Collection entries:
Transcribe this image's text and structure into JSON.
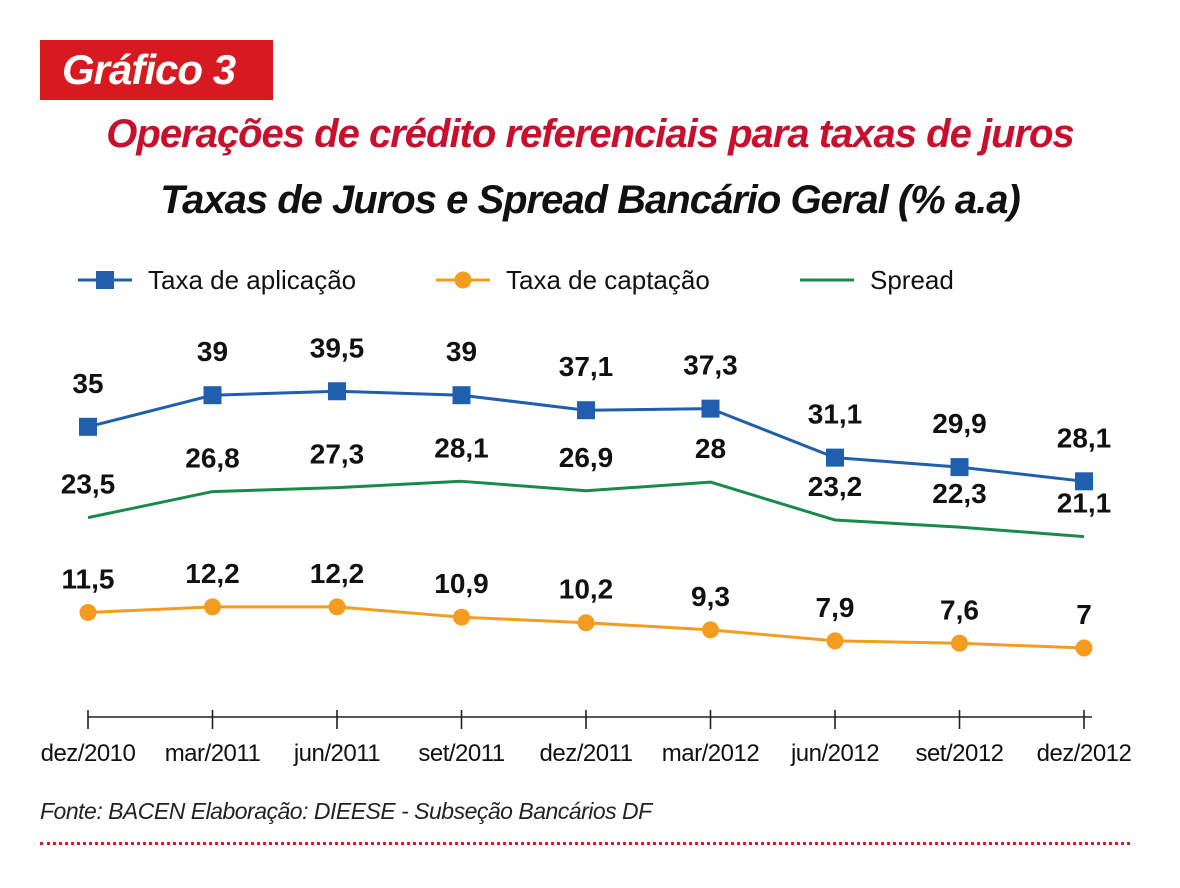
{
  "header": {
    "badge": "Gráfico 3",
    "title": "Operações de crédito referenciais para taxas de juros",
    "subtitle": "Taxas de Juros e Spread Bancário Geral (% a.a)"
  },
  "footer": {
    "source": "Fonte: BACEN  Elaboração: DIEESE - Subseção Bancários DF"
  },
  "chart_data": {
    "type": "line",
    "title": "Taxas de Juros e Spread Bancário Geral (% a.a)",
    "categories": [
      "dez/2010",
      "mar/2011",
      "jun/2011",
      "set/2011",
      "dez/2011",
      "mar/2012",
      "jun/2012",
      "set/2012",
      "dez/2012"
    ],
    "ylim": [
      0,
      45
    ],
    "grid": false,
    "legend_position": "top",
    "series": [
      {
        "name": "Taxa de aplicação",
        "color": "#1f5fad",
        "marker": "square",
        "values": [
          35,
          39,
          39.5,
          39,
          37.1,
          37.3,
          31.1,
          29.9,
          28.1
        ],
        "labels": [
          "35",
          "39",
          "39,5",
          "39",
          "37,1",
          "37,3",
          "31,1",
          "29,9",
          "28,1"
        ]
      },
      {
        "name": "Taxa de captação",
        "color": "#f39c1f",
        "marker": "circle",
        "values": [
          11.5,
          12.2,
          12.2,
          10.9,
          10.2,
          9.3,
          7.9,
          7.6,
          7
        ],
        "labels": [
          "11,5",
          "12,2",
          "12,2",
          "10,9",
          "10,2",
          "9,3",
          "7,9",
          "7,6",
          "7"
        ]
      },
      {
        "name": "Spread",
        "color": "#1a8a4a",
        "marker": "none",
        "values": [
          23.5,
          26.8,
          27.3,
          28.1,
          26.9,
          28,
          23.2,
          22.3,
          21.1
        ],
        "labels": [
          "23,5",
          "26,8",
          "27,3",
          "28,1",
          "26,9",
          "28",
          "23,2",
          "22,3",
          "21,1"
        ]
      }
    ]
  }
}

> Problem statement
Only lines that contain the word "Spread" are wanted; copy each of them.

> Solution to the problem
    "subtitle": "Taxas de Juros e Spread Bancário Geral (% a.a)"
    "title": "Taxas de Juros e Spread Bancário Geral (% a.a)",
        "name": "Spread",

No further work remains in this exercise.